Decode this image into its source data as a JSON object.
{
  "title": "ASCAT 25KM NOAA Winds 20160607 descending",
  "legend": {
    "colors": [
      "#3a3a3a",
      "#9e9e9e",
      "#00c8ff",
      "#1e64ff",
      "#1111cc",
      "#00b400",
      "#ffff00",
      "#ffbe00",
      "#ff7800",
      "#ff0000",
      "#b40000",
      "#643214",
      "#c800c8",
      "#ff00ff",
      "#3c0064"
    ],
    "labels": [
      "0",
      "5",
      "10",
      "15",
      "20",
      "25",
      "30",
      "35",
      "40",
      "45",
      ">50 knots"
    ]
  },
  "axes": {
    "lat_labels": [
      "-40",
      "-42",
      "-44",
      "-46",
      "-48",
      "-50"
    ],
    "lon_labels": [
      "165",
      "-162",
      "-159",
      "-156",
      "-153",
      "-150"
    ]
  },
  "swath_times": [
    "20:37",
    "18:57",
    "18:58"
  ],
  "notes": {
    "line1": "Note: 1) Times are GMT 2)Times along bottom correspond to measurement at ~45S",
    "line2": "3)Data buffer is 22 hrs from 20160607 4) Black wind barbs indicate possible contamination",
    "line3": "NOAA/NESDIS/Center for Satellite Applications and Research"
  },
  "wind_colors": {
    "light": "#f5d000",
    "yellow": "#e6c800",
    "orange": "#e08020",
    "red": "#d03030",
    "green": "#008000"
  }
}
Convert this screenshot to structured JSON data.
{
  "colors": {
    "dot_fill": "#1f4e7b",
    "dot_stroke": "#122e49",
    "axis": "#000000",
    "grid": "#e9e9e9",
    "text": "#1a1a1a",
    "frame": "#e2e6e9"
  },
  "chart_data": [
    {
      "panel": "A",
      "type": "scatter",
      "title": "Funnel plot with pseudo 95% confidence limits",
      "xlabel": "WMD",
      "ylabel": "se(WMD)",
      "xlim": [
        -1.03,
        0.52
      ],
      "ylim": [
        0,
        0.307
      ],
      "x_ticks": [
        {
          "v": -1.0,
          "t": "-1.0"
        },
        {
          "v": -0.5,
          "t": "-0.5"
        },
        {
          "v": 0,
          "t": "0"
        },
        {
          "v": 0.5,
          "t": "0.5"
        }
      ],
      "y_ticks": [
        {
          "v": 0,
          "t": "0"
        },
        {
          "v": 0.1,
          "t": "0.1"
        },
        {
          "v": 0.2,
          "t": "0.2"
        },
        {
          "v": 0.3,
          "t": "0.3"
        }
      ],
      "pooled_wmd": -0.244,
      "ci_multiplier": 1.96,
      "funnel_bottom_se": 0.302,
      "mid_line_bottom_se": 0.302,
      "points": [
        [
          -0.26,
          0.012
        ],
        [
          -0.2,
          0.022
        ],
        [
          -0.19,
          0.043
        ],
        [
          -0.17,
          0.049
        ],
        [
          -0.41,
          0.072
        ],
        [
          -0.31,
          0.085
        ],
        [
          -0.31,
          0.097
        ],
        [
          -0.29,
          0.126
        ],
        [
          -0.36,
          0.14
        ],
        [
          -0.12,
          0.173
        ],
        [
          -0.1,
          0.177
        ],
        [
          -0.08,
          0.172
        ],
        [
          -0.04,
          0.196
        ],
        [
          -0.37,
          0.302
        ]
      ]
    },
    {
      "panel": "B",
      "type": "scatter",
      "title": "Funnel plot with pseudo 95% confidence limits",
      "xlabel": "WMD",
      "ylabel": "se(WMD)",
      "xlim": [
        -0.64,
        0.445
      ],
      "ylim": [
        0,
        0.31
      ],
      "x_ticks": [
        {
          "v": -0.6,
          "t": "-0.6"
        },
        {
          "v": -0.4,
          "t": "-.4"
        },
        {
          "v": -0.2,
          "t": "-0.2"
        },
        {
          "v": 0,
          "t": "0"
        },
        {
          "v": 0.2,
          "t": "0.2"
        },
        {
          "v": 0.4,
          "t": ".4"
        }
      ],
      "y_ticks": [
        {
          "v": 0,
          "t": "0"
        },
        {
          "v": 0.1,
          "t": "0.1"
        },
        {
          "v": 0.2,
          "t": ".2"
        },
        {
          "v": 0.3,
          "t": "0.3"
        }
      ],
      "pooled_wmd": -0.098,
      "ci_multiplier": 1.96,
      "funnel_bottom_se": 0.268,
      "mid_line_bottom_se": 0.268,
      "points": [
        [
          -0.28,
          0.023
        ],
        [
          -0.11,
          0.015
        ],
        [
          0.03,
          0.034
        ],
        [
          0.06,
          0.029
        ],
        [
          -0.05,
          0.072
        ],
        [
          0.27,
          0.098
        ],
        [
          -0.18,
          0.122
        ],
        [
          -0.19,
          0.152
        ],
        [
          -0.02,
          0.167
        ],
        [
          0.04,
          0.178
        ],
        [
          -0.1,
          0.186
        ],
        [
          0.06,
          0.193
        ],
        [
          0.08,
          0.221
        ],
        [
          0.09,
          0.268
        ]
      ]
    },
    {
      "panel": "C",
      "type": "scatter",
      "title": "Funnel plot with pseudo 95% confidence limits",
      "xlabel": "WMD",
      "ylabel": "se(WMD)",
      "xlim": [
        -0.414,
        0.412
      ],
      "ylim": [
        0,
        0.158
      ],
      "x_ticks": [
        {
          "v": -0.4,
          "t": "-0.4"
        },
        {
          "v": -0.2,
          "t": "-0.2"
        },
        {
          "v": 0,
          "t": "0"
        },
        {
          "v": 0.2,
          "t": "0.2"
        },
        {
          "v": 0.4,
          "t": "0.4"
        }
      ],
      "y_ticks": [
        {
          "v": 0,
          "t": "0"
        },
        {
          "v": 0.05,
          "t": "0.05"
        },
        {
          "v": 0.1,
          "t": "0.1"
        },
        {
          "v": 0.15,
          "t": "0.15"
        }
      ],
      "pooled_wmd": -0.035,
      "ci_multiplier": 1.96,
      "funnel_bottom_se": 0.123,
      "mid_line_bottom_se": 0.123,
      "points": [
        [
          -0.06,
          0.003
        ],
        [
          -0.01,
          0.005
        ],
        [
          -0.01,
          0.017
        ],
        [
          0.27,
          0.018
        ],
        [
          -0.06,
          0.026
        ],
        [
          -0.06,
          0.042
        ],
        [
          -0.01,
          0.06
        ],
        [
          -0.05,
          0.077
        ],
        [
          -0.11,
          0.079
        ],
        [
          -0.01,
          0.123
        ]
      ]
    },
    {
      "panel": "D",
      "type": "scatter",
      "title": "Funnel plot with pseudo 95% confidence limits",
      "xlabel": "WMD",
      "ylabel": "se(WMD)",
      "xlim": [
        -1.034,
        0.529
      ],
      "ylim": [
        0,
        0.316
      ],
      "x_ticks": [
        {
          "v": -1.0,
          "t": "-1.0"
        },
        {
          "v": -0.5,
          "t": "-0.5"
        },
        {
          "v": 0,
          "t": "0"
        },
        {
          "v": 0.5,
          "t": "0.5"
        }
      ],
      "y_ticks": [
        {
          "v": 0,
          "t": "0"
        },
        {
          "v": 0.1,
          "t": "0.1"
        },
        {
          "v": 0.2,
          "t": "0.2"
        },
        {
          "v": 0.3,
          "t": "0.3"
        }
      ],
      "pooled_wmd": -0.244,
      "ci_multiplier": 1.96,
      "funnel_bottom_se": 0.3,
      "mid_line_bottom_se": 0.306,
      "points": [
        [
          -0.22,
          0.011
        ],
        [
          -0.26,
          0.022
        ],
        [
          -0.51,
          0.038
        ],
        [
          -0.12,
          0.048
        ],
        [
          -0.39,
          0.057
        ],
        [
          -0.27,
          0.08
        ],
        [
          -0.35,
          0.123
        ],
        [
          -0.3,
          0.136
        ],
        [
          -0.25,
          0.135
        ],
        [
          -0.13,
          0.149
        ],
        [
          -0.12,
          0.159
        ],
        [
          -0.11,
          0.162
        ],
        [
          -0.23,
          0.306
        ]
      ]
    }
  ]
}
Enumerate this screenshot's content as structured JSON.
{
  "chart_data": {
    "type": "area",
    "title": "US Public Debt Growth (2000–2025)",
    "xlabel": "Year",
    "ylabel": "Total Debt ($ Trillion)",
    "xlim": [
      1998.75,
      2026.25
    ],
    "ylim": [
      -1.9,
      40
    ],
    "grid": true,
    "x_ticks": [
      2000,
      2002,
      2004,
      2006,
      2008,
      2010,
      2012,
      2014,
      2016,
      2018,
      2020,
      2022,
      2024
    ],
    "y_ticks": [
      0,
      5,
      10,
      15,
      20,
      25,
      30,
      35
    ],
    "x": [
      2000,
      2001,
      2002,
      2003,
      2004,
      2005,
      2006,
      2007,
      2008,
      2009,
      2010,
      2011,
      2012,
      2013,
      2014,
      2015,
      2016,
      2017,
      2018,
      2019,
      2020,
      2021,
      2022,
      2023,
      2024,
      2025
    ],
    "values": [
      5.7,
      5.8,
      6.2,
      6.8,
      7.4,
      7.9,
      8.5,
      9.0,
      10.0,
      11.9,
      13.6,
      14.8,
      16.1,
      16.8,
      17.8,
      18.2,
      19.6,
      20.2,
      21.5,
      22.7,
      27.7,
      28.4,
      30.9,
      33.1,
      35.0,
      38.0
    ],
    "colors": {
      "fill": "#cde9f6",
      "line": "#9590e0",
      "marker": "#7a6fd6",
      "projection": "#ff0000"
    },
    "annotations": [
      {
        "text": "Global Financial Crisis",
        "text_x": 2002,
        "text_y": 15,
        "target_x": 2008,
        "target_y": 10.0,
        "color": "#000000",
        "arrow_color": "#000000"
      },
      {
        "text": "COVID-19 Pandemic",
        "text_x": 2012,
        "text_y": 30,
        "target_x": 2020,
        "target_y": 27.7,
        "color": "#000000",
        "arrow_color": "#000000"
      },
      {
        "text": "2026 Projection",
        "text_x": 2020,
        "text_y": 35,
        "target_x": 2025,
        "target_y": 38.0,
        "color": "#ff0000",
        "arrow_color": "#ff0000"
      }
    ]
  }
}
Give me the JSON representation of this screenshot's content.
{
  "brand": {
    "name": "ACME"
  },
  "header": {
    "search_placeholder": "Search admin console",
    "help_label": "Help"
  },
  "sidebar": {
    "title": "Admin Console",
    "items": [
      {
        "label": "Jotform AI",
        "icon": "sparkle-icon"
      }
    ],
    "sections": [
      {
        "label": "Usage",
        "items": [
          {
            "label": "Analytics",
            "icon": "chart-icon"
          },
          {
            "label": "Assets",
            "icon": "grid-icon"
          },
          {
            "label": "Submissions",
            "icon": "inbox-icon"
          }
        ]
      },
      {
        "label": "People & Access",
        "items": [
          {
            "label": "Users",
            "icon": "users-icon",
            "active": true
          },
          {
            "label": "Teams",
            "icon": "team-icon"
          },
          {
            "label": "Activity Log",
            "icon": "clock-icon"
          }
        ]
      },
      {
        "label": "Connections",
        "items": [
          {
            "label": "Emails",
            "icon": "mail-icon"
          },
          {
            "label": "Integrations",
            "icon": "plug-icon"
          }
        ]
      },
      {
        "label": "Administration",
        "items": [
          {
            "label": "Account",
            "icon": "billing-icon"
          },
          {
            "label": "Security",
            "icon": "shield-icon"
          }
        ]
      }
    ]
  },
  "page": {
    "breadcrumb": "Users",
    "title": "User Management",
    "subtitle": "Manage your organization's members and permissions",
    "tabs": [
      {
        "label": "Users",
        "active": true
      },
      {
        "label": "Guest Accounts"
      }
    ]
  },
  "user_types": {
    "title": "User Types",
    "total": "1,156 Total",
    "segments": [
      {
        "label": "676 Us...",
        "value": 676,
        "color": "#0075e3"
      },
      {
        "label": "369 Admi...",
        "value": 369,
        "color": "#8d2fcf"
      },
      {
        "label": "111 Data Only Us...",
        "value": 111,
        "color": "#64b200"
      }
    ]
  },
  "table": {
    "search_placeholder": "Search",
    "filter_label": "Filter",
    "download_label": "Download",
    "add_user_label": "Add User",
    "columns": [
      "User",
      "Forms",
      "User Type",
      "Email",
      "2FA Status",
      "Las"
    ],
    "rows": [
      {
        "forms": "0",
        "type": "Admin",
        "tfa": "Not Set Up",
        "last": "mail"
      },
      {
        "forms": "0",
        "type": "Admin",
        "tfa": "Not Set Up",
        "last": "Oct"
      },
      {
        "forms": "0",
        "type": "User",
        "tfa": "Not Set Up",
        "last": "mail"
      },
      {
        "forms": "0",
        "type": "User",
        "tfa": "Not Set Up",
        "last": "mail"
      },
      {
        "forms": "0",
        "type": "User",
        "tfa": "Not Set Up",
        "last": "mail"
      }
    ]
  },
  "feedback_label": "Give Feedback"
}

-- Task brief --
Show all lines in the entries above where the string "NOAA" appears.

-- Correct result --
  "title": "ASCAT 25KM NOAA Winds 20160607 descending",
    "line3": "NOAA/NESDIS/Center for Satellite Applications and Research"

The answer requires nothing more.